# Work to do
Restate the complete material exactly.

(Figure data in JSON)

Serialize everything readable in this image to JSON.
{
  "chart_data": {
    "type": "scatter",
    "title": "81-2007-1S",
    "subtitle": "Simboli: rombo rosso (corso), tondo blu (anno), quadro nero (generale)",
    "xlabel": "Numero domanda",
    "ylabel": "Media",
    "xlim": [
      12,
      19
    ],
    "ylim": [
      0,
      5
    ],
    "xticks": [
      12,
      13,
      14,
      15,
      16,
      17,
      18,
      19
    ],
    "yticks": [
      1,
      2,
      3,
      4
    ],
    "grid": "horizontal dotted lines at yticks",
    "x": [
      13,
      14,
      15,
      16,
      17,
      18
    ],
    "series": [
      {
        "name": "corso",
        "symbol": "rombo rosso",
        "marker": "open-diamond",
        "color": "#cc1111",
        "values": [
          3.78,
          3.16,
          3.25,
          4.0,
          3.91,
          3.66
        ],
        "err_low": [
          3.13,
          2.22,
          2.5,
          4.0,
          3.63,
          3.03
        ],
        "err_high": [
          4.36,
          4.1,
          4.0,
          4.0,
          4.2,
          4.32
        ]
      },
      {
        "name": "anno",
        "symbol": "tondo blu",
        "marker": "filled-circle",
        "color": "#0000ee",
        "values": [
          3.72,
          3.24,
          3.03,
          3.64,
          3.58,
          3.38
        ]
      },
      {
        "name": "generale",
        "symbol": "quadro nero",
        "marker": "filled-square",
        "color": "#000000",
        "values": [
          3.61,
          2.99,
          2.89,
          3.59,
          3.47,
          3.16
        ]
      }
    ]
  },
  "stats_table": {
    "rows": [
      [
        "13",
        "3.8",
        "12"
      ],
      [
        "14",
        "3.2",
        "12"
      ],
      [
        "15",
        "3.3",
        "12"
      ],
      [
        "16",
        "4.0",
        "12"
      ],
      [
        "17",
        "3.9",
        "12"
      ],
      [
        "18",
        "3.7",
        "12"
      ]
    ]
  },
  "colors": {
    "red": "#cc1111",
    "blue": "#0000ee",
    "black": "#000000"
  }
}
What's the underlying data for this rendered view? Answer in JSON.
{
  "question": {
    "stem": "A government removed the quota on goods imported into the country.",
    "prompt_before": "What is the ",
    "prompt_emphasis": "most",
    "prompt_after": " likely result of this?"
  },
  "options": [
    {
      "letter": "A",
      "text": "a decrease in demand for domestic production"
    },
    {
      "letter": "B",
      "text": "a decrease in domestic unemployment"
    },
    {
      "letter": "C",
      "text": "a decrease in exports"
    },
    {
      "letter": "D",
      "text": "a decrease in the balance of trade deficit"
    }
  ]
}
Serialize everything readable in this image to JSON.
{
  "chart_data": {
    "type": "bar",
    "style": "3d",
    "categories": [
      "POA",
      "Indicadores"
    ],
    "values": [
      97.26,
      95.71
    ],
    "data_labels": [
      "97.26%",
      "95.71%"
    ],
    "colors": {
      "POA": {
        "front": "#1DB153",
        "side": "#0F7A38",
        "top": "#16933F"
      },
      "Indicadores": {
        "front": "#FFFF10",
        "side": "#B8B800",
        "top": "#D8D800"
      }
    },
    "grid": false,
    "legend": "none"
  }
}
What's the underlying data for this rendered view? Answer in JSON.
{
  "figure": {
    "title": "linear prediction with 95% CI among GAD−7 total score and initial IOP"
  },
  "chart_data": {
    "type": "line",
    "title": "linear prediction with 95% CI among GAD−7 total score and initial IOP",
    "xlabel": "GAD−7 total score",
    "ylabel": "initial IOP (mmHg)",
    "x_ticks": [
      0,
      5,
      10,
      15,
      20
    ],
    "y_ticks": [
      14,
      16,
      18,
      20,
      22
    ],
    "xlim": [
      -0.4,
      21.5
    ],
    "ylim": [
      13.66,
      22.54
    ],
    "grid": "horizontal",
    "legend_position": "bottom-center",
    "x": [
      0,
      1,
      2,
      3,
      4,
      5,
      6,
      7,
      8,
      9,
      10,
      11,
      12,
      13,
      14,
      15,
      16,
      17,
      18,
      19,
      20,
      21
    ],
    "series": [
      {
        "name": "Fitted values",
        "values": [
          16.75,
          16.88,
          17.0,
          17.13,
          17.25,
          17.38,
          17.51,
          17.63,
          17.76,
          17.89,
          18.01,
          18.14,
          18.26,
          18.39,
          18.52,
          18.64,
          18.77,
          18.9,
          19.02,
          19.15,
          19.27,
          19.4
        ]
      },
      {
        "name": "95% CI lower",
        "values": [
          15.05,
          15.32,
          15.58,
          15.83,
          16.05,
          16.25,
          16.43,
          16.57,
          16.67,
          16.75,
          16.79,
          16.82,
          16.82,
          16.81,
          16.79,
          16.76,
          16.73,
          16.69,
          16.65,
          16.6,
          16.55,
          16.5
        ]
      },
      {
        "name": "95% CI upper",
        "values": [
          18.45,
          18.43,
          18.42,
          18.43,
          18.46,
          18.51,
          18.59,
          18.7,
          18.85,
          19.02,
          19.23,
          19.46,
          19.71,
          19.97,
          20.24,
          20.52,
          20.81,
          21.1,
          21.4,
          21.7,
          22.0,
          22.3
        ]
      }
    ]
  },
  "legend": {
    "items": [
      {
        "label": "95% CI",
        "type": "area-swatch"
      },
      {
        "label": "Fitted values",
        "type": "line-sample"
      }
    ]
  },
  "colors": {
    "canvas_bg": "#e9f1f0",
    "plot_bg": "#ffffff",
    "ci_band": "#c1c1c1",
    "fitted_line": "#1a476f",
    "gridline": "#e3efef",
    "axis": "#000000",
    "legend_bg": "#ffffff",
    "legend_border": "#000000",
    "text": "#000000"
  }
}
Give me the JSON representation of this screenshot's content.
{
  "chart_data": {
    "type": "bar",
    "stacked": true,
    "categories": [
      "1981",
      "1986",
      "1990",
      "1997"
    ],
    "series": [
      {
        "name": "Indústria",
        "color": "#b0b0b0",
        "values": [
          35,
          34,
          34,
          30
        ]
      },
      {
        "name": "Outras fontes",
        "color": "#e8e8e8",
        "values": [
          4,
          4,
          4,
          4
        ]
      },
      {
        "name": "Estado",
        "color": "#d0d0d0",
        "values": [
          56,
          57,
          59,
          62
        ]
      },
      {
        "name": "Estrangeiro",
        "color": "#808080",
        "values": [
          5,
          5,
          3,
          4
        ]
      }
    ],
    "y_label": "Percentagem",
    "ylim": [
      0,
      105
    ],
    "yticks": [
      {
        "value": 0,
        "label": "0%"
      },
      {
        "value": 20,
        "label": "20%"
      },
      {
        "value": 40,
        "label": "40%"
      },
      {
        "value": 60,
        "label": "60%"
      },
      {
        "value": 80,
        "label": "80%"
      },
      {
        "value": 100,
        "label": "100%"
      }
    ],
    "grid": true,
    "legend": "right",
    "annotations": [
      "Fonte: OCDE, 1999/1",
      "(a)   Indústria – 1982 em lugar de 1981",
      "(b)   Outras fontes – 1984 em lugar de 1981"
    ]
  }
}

# Response
Serialize everything readable in this image to JSON.
{
  "chart_data": {
    "type": "scatter",
    "title": "81-2007-1S",
    "subtitle": "Simboli: rombo rosso (corso), tondo blu (anno), quadro nero (generale)",
    "xlabel": "Numero domanda",
    "ylabel": "Media",
    "xlim": [
      12,
      19
    ],
    "ylim": [
      0,
      5
    ],
    "xticks": [
      12,
      13,
      14,
      15,
      16,
      17,
      18,
      19
    ],
    "yticks": [
      1,
      2,
      3,
      4
    ],
    "grid": "horizontal dotted lines at yticks",
    "x": [
      13,
      14,
      15,
      16,
      17,
      18
    ],
    "series": [
      {
        "name": "corso",
        "symbol": "rombo rosso",
        "marker": "open-diamond",
        "color": "#cc1111",
        "values": [
          3.78,
          3.16,
          3.25,
          4.0,
          3.91,
          3.66
        ],
        "err_low": [
          3.13,
          2.22,
          2.5,
          4.0,
          3.63,
          3.03
        ],
        "err_high": [
          4.36,
          4.1,
          4.0,
          4.0,
          4.2,
          4.32
        ]
      },
      {
        "name": "anno",
        "symbol": "tondo blu",
        "marker": "filled-circle",
        "color": "#0000ee",
        "values": [
          3.72,
          3.24,
          3.03,
          3.64,
          3.58,
          3.38
        ]
      },
      {
        "name": "generale",
        "symbol": "quadro nero",
        "marker": "filled-square",
        "color": "#000000",
        "values": [
          3.61,
          2.99,
          2.89,
          3.59,
          3.47,
          3.16
        ]
      }
    ]
  },
  "stats_table": {
    "rows": [
      [
        "13",
        "3.8",
        "12"
      ],
      [
        "14",
        "3.2",
        "12"
      ],
      [
        "15",
        "3.3",
        "12"
      ],
      [
        "16",
        "4.0",
        "12"
      ],
      [
        "17",
        "3.9",
        "12"
      ],
      [
        "18",
        "3.7",
        "12"
      ]
    ]
  },
  "colors": {
    "red": "#cc1111",
    "blue": "#0000ee",
    "black": "#000000"
  }
}
What's the underlying data for this rendered view? Answer in JSON.
{
  "question": {
    "stem": "A government removed the quota on goods imported into the country.",
    "prompt_before": "What is the ",
    "prompt_emphasis": "most",
    "prompt_after": " likely result of this?"
  },
  "options": [
    {
      "letter": "A",
      "text": "a decrease in demand for domestic production"
    },
    {
      "letter": "B",
      "text": "a decrease in domestic unemployment"
    },
    {
      "letter": "C",
      "text": "a decrease in exports"
    },
    {
      "letter": "D",
      "text": "a decrease in the balance of trade deficit"
    }
  ]
}
Serialize everything readable in this image to JSON.
{
  "chart_data": {
    "type": "bar",
    "style": "3d",
    "categories": [
      "POA",
      "Indicadores"
    ],
    "values": [
      97.26,
      95.71
    ],
    "data_labels": [
      "97.26%",
      "95.71%"
    ],
    "colors": {
      "POA": {
        "front": "#1DB153",
        "side": "#0F7A38",
        "top": "#16933F"
      },
      "Indicadores": {
        "front": "#FFFF10",
        "side": "#B8B800",
        "top": "#D8D800"
      }
    },
    "grid": false,
    "legend": "none"
  }
}
What's the underlying data for this rendered view? Answer in JSON.
{
  "figure": {
    "title": "linear prediction with 95% CI among GAD−7 total score and initial IOP"
  },
  "chart_data": {
    "type": "line",
    "title": "linear prediction with 95% CI among GAD−7 total score and initial IOP",
    "xlabel": "GAD−7 total score",
    "ylabel": "initial IOP (mmHg)",
    "x_ticks": [
      0,
      5,
      10,
      15,
      20
    ],
    "y_ticks": [
      14,
      16,
      18,
      20,
      22
    ],
    "xlim": [
      -0.4,
      21.5
    ],
    "ylim": [
      13.66,
      22.54
    ],
    "grid": "horizontal",
    "legend_position": "bottom-center",
    "x": [
      0,
      1,
      2,
      3,
      4,
      5,
      6,
      7,
      8,
      9,
      10,
      11,
      12,
      13,
      14,
      15,
      16,
      17,
      18,
      19,
      20,
      21
    ],
    "series": [
      {
        "name": "Fitted values",
        "values": [
          16.75,
          16.88,
          17.0,
          17.13,
          17.25,
          17.38,
          17.51,
          17.63,
          17.76,
          17.89,
          18.01,
          18.14,
          18.26,
          18.39,
          18.52,
          18.64,
          18.77,
          18.9,
          19.02,
          19.15,
          19.27,
          19.4
        ]
      },
      {
        "name": "95% CI lower",
        "values": [
          15.05,
          15.32,
          15.58,
          15.83,
          16.05,
          16.25,
          16.43,
          16.57,
          16.67,
          16.75,
          16.79,
          16.82,
          16.82,
          16.81,
          16.79,
          16.76,
          16.73,
          16.69,
          16.65,
          16.6,
          16.55,
          16.5
        ]
      },
      {
        "name": "95% CI upper",
        "values": [
          18.45,
          18.43,
          18.42,
          18.43,
          18.46,
          18.51,
          18.59,
          18.7,
          18.85,
          19.02,
          19.23,
          19.46,
          19.71,
          19.97,
          20.24,
          20.52,
          20.81,
          21.1,
          21.4,
          21.7,
          22.0,
          22.3
        ]
      }
    ]
  },
  "legend": {
    "items": [
      {
        "label": "95% CI",
        "type": "area-swatch"
      },
      {
        "label": "Fitted values",
        "type": "line-sample"
      }
    ]
  },
  "colors": {
    "canvas_bg": "#e9f1f0",
    "plot_bg": "#ffffff",
    "ci_band": "#c1c1c1",
    "fitted_line": "#1a476f",
    "gridline": "#e3efef",
    "axis": "#000000",
    "legend_bg": "#ffffff",
    "legend_border": "#000000",
    "text": "#000000"
  }
}
Give me the JSON representation of this screenshot's content.
{
  "chart_data": {
    "type": "bar",
    "stacked": true,
    "categories": [
      "1981",
      "1986",
      "1990",
      "1997"
    ],
    "series": [
      {
        "name": "Indústria",
        "color": "#b0b0b0",
        "values": [
          35,
          34,
          34,
          30
        ]
      },
      {
        "name": "Outras fontes",
        "color": "#e8e8e8",
        "values": [
          4,
          4,
          4,
          4
        ]
      },
      {
        "name": "Estado",
        "color": "#d0d0d0",
        "values": [
          56,
          57,
          59,
          62
        ]
      },
      {
        "name": "Estrangeiro",
        "color": "#808080",
        "values": [
          5,
          5,
          3,
          4
        ]
      }
    ],
    "y_label": "Percentagem",
    "ylim": [
      0,
      105
    ],
    "yticks": [
      {
        "value": 0,
        "label": "0%"
      },
      {
        "value": 20,
        "label": "20%"
      },
      {
        "value": 40,
        "label": "40%"
      },
      {
        "value": 60,
        "label": "60%"
      },
      {
        "value": 80,
        "label": "80%"
      },
      {
        "value": 100,
        "label": "100%"
      }
    ],
    "grid": true,
    "legend": "right",
    "annotations": [
      "Fonte: OCDE, 1999/1",
      "(a)   Indústria – 1982 em lugar de 1981",
      "(b)   Outras fontes – 1984 em lugar de 1981"
    ]
  }
}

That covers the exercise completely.